GIVEN PROBLEM -
For the copy, please give all of the data again exactly and leave the pictures out.

Dataset records
============================================================
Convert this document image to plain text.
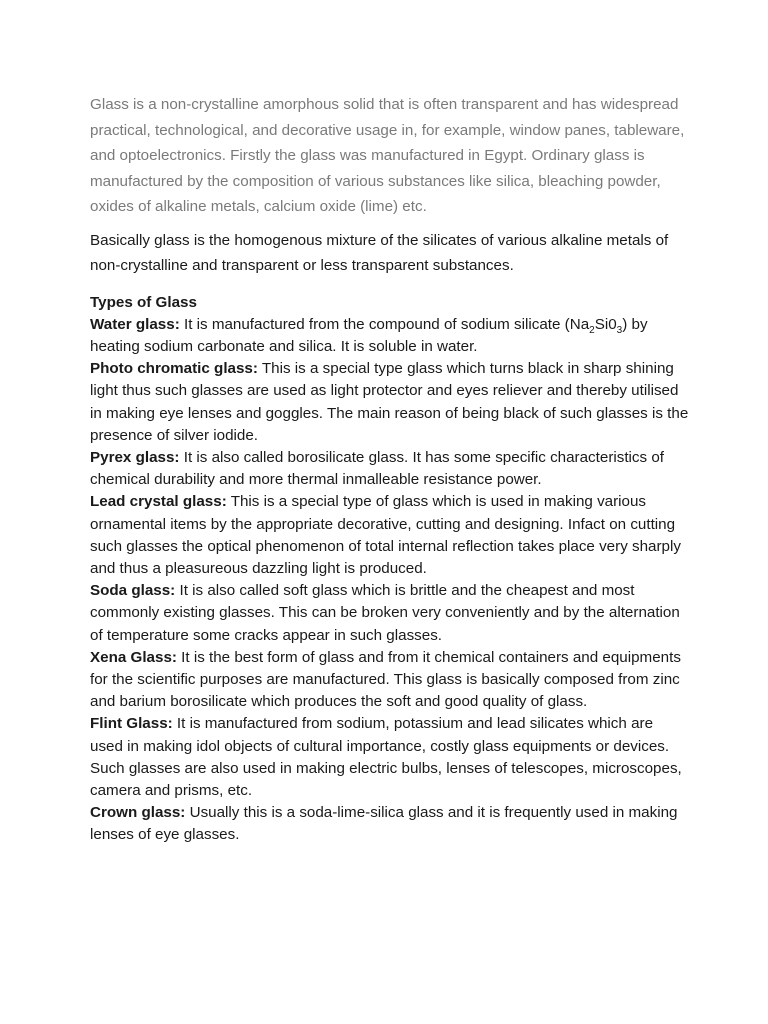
Glass is a non-crystalline amorphous solid that is often transparent and has widespread practical, technological, and decorative usage in, for example, window panes, tableware, and optoelectronics. Firstly the glass was manufactured in Egypt. Ordinary glass is manufactured by the composition of various substances like silica, bleaching powder, oxides of alkaline metals, calcium oxide (lime) etc.

Basically glass is the homogenous mixture of the silicates of various alkaline metals of non-crystalline and transparent or less transparent substances.

Types of Glass

Water glass: It is manufactured from the compound of sodium silicate $(Na_2Si0_3)$ by heating sodium carbonate and silica. It is soluble in water.

Photo chromatic glass: This is a special type glass which turns black in sharp shining light thus such glasses are used as light protector and eyes reliever and thereby utilised in making eye lenses and goggles. The main reason of being black of such glasses is the presence of silver iodide.

Pyrex glass: It is also called borosilicate glass. It has some specific characteristics of chemical durability and more thermal inmalleable resistance power.

Lead crystal glass: This is a special type of glass which is used in making various ornamental items by the appropriate decorative, cutting and designing. Infact on cutting such glasses the optical phenomenon of total internal reflection takes place very sharply and thus a pleasureous dazzling light is produced.

Soda glass: It is also called soft glass which is brittle and the cheapest and most commonly existing glasses. This can be broken very conveniently and by the alternation of temperature some cracks appear in such glasses.

Xena Glass: It is the best form of glass and from it chemical containers and equipments for the scientific purposes are manufactured. This glass is basically composed from zinc and barium borosilicate which produces the soft and good quality of glass.

Flint Glass: It is manufactured from sodium, potassium and lead silicates which are used in making idol objects of cultural importance, costly glass equipments or devices. Such glasses are also used in making electric bulbs, lenses of telescopes, microscopes, camera and prisms, etc.

Crown glass: Usually this is a soda-lime-silica glass and it is frequently used in making lenses of eye glasses.
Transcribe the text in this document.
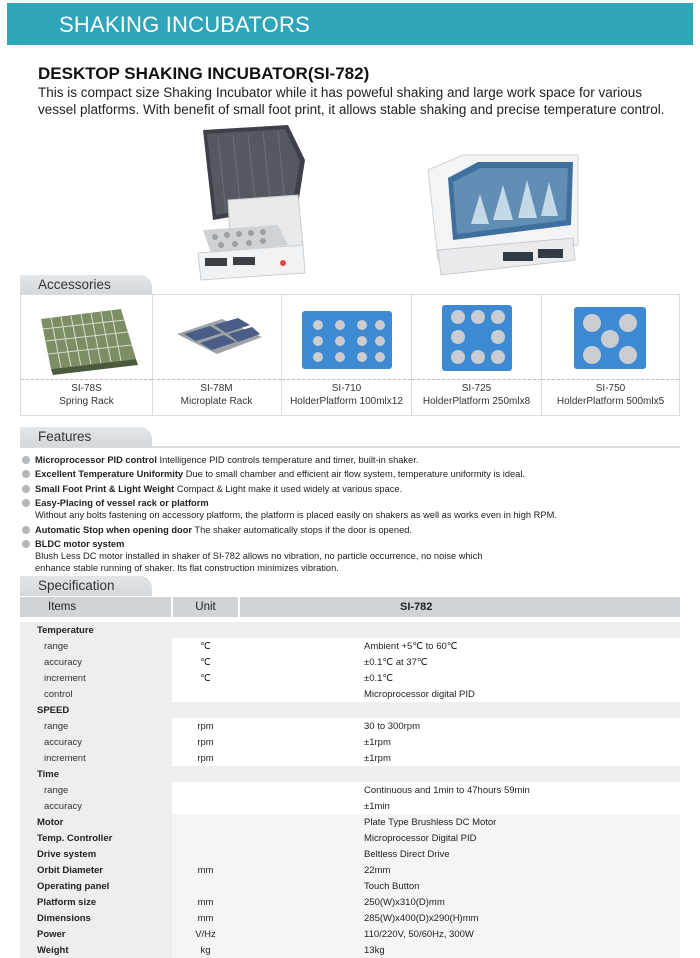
SHAKING INCUBATORS
DESKTOP SHAKING INCUBATOR(SI-782)
This is compact size Shaking Incubator while it has poweful shaking and large work space for various vessel platforms. With benefit of small foot print, it allows stable shaking and precise temperature control.
Accessories
SI-78S
Spring Rack
SI-78M
Microplate Rack
SI-710
HolderPlatform 100mlx12
SI-725
HolderPlatform 250mlx8
SI-750
HolderPlatform 500mlx5
Features
Microprocessor PID control Intelligence PID controls temperature and timer, built-in shaker.
Excellent Temperature Uniformity Due to small chamber and efficient air flow system, temperature uniformity is ideal.
Small Foot Print & Light Weight Compact & Light make it used widely at various space.
Easy-Placing of vessel rack or platform
Without any bolts fastening on accessory platform, the platform is placed easily on shakers as well as works even in high RPM.
Automatic Stop when opening door The shaker automatically stops if the door is opened.
BLDC motor system
Blush Less DC motor installed in shaker of SI-782 allows no vibration, no particle occurrence, no noise which enhance stable running of shaker. Its flat construction minimizes vibration.
Specification
Items	Unit	SI-782

Temperature		
range	℃	Ambient +5℃ to 60℃
accuracy	℃	±0.1℃ at 37℃
increment	℃	±0.1℃
control		Microprocessor digital PID
SPEED		
range	rpm	30 to 300rpm
accuracy	rpm	±1rpm
increment	rpm	±1rpm
Time		
range		Continuous and 1min to 47hours 59min
accuracy		±1min
Motor		Plate Type Brushless DC Motor
Temp. Controller		Microprocessor Digital PID
Drive system		Beltless Direct Drive
Orbit Diameter	mm	22mm
Operating panel		Touch Button
Platform size	mm	250(W)x310(D)mm
Dimensions	mm	285(W)x400(D)x290(H)mm
Power	V/Hz	110/220V, 50/60Hz, 300W
Weight	kg	13kg
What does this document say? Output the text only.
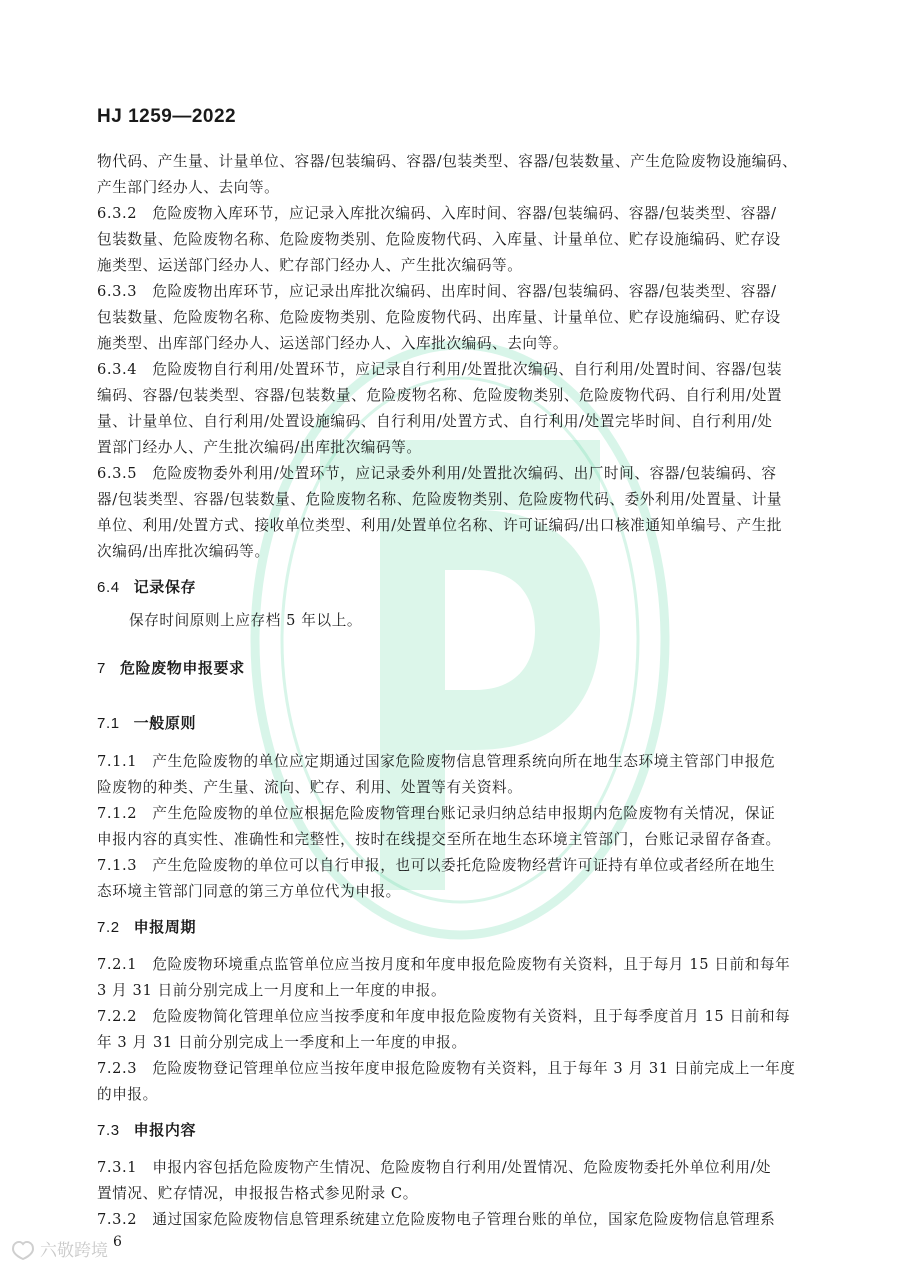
HJ 1259—2022
物代码、产生量、计量单位、容器/包装编码、容器/包装类型、容器/包装数量、产生危险废物设施编码、
产生部门经办人、去向等。
6.3.2　危险废物入库环节，应记录入库批次编码、入库时间、容器/包装编码、容器/包装类型、容器/
包装数量、危险废物名称、危险废物类别、危险废物代码、入库量、计量单位、贮存设施编码、贮存设
施类型、运送部门经办人、贮存部门经办人、产生批次编码等。
6.3.3　危险废物出库环节，应记录出库批次编码、出库时间、容器/包装编码、容器/包装类型、容器/
包装数量、危险废物名称、危险废物类别、危险废物代码、出库量、计量单位、贮存设施编码、贮存设
施类型、出库部门经办人、运送部门经办人、入库批次编码、去向等。
6.3.4　危险废物自行利用/处置环节，应记录自行利用/处置批次编码、自行利用/处置时间、容器/包装
编码、容器/包装类型、容器/包装数量、危险废物名称、危险废物类别、危险废物代码、自行利用/处置
量、计量单位、自行利用/处置设施编码、自行利用/处置方式、自行利用/处置完毕时间、自行利用/处
置部门经办人、产生批次编码/出库批次编码等。
6.3.5　危险废物委外利用/处置环节，应记录委外利用/处置批次编码、出厂时间、容器/包装编码、容
器/包装类型、容器/包装数量、危险废物名称、危险废物类别、危险废物代码、委外利用/处置量、计量
单位、利用/处置方式、接收单位类型、利用/处置单位名称、许可证编码/出口核准通知单编号、产生批
次编码/出库批次编码等。
6.4 记录保存
保存时间原则上应存档 5 年以上。
7 危险废物申报要求
7.1 一般原则
7.1.1　产生危险废物的单位应定期通过国家危险废物信息管理系统向所在地生态环境主管部门申报危
险废物的种类、产生量、流向、贮存、利用、处置等有关资料。
7.1.2　产生危险废物的单位应根据危险废物管理台账记录归纳总结申报期内危险废物有关情况，保证
申报内容的真实性、准确性和完整性，按时在线提交至所在地生态环境主管部门，台账记录留存备查。
7.1.3　产生危险废物的单位可以自行申报，也可以委托危险废物经营许可证持有单位或者经所在地生
态环境主管部门同意的第三方单位代为申报。
7.2 申报周期
7.2.1　危险废物环境重点监管单位应当按月度和年度申报危险废物有关资料，且于每月 15 日前和每年
3 月 31 日前分别完成上一月度和上一年度的申报。
7.2.2　危险废物简化管理单位应当按季度和年度申报危险废物有关资料，且于每季度首月 15 日前和每
年 3 月 31 日前分别完成上一季度和上一年度的申报。
7.2.3　危险废物登记管理单位应当按年度申报危险废物有关资料，且于每年 3 月 31 日前完成上一年度
的申报。
7.3 申报内容
7.3.1　申报内容包括危险废物产生情况、危险废物自行利用/处置情况、危险废物委托外单位利用/处
置情况、贮存情况，申报报告格式参见附录 C。
7.3.2　通过国家危险废物信息管理系统建立危险废物电子管理台账的单位，国家危险废物信息管理系
6
六敬跨境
============================================================
EXERCISE ANSWER -
Convert this document image to plain text.
Glass is a non-crystalline amorphous solid that is often transparent and has widespread practical, technological, and decorative usage in, for example, window panes, tableware, and optoelectronics. Firstly the glass was manufactured in Egypt. Ordinary glass is manufactured by the composition of various substances like silica, bleaching powder, oxides of alkaline metals, calcium oxide (lime) etc.

Basically glass is the homogenous mixture of the silicates of various alkaline metals of non-crystalline and transparent or less transparent substances.

Types of Glass

Water glass: It is manufactured from the compound of sodium silicate $(Na_2Si0_3)$ by heating sodium carbonate and silica. It is soluble in water.

Photo chromatic glass: This is a special type glass which turns black in sharp shining light thus such glasses are used as light protector and eyes reliever and thereby utilised in making eye lenses and goggles. The main reason of being black of such glasses is the presence of silver iodide.

Pyrex glass: It is also called borosilicate glass. It has some specific characteristics of chemical durability and more thermal inmalleable resistance power.

Lead crystal glass: This is a special type of glass which is used in making various ornamental items by the appropriate decorative, cutting and designing. Infact on cutting such glasses the optical phenomenon of total internal reflection takes place very sharply and thus a pleasureous dazzling light is produced.

Soda glass: It is also called soft glass which is brittle and the cheapest and most commonly existing glasses. This can be broken very conveniently and by the alternation of temperature some cracks appear in such glasses.

Xena Glass: It is the best form of glass and from it chemical containers and equipments for the scientific purposes are manufactured. This glass is basically composed from zinc and barium borosilicate which produces the soft and good quality of glass.

Flint Glass: It is manufactured from sodium, potassium and lead silicates which are used in making idol objects of cultural importance, costly glass equipments or devices. Such glasses are also used in making electric bulbs, lenses of telescopes, microscopes, camera and prisms, etc.

Crown glass: Usually this is a soda-lime-silica glass and it is frequently used in making lenses of eye glasses.
Transcribe the text in this document.
SHAKING INCUBATORS
DESKTOP SHAKING INCUBATOR(SI-782)
This is compact size Shaking Incubator while it has poweful shaking and large work space for various vessel platforms. With benefit of small foot print, it allows stable shaking and precise temperature control.
Accessories
SI-78S
Spring Rack
SI-78M
Microplate Rack
SI-710
HolderPlatform 100mlx12
SI-725
HolderPlatform 250mlx8
SI-750
HolderPlatform 500mlx5
Features
Microprocessor PID control Intelligence PID controls temperature and timer, built-in shaker.
Excellent Temperature Uniformity Due to small chamber and efficient air flow system, temperature uniformity is ideal.
Small Foot Print & Light Weight Compact & Light make it used widely at various space.
Easy-Placing of vessel rack or platform
Without any bolts fastening on accessory platform, the platform is placed easily on shakers as well as works even in high RPM.
Automatic Stop when opening door The shaker automatically stops if the door is opened.
BLDC motor system
Blush Less DC motor installed in shaker of SI-782 allows no vibration, no particle occurrence, no noise which enhance stable running of shaker. Its flat construction minimizes vibration.
Specification
Items	Unit	SI-782

Temperature		
range	℃	Ambient +5℃ to 60℃
accuracy	℃	±0.1℃ at 37℃
increment	℃	±0.1℃
control		Microprocessor digital PID
SPEED		
range	rpm	30 to 300rpm
accuracy	rpm	±1rpm
increment	rpm	±1rpm
Time		
range		Continuous and 1min to 47hours 59min
accuracy		±1min
Motor		Plate Type Brushless DC Motor
Temp. Controller		Microprocessor Digital PID
Drive system		Beltless Direct Drive
Orbit Diameter	mm	22mm
Operating panel		Touch Button
Platform size	mm	250(W)x310(D)mm
Dimensions	mm	285(W)x400(D)x290(H)mm
Power	V/Hz	110/220V, 50/60Hz, 300W
Weight	kg	13kg
What does this document say? Output the text only.
HJ 1259—2022
物代码、产生量、计量单位、容器/包装编码、容器/包装类型、容器/包装数量、产生危险废物设施编码、
产生部门经办人、去向等。
6.3.2　危险废物入库环节，应记录入库批次编码、入库时间、容器/包装编码、容器/包装类型、容器/
包装数量、危险废物名称、危险废物类别、危险废物代码、入库量、计量单位、贮存设施编码、贮存设
施类型、运送部门经办人、贮存部门经办人、产生批次编码等。
6.3.3　危险废物出库环节，应记录出库批次编码、出库时间、容器/包装编码、容器/包装类型、容器/
包装数量、危险废物名称、危险废物类别、危险废物代码、出库量、计量单位、贮存设施编码、贮存设
施类型、出库部门经办人、运送部门经办人、入库批次编码、去向等。
6.3.4　危险废物自行利用/处置环节，应记录自行利用/处置批次编码、自行利用/处置时间、容器/包装
编码、容器/包装类型、容器/包装数量、危险废物名称、危险废物类别、危险废物代码、自行利用/处置
量、计量单位、自行利用/处置设施编码、自行利用/处置方式、自行利用/处置完毕时间、自行利用/处
置部门经办人、产生批次编码/出库批次编码等。
6.3.5　危险废物委外利用/处置环节，应记录委外利用/处置批次编码、出厂时间、容器/包装编码、容
器/包装类型、容器/包装数量、危险废物名称、危险废物类别、危险废物代码、委外利用/处置量、计量
单位、利用/处置方式、接收单位类型、利用/处置单位名称、许可证编码/出口核准通知单编号、产生批
次编码/出库批次编码等。
6.4 记录保存
保存时间原则上应存档 5 年以上。
7 危险废物申报要求
7.1 一般原则
7.1.1　产生危险废物的单位应定期通过国家危险废物信息管理系统向所在地生态环境主管部门申报危
险废物的种类、产生量、流向、贮存、利用、处置等有关资料。
7.1.2　产生危险废物的单位应根据危险废物管理台账记录归纳总结申报期内危险废物有关情况，保证
申报内容的真实性、准确性和完整性，按时在线提交至所在地生态环境主管部门，台账记录留存备查。
7.1.3　产生危险废物的单位可以自行申报，也可以委托危险废物经营许可证持有单位或者经所在地生
态环境主管部门同意的第三方单位代为申报。
7.2 申报周期
7.2.1　危险废物环境重点监管单位应当按月度和年度申报危险废物有关资料，且于每月 15 日前和每年
3 月 31 日前分别完成上一月度和上一年度的申报。
7.2.2　危险废物简化管理单位应当按季度和年度申报危险废物有关资料，且于每季度首月 15 日前和每
年 3 月 31 日前分别完成上一季度和上一年度的申报。
7.2.3　危险废物登记管理单位应当按年度申报危险废物有关资料，且于每年 3 月 31 日前完成上一年度
的申报。
7.3 申报内容
7.3.1　申报内容包括危险废物产生情况、危险废物自行利用/处置情况、危险废物委托外单位利用/处
置情况、贮存情况，申报报告格式参见附录 C。
7.3.2　通过国家危险废物信息管理系统建立危险废物电子管理台账的单位，国家危险废物信息管理系
6
六敬跨境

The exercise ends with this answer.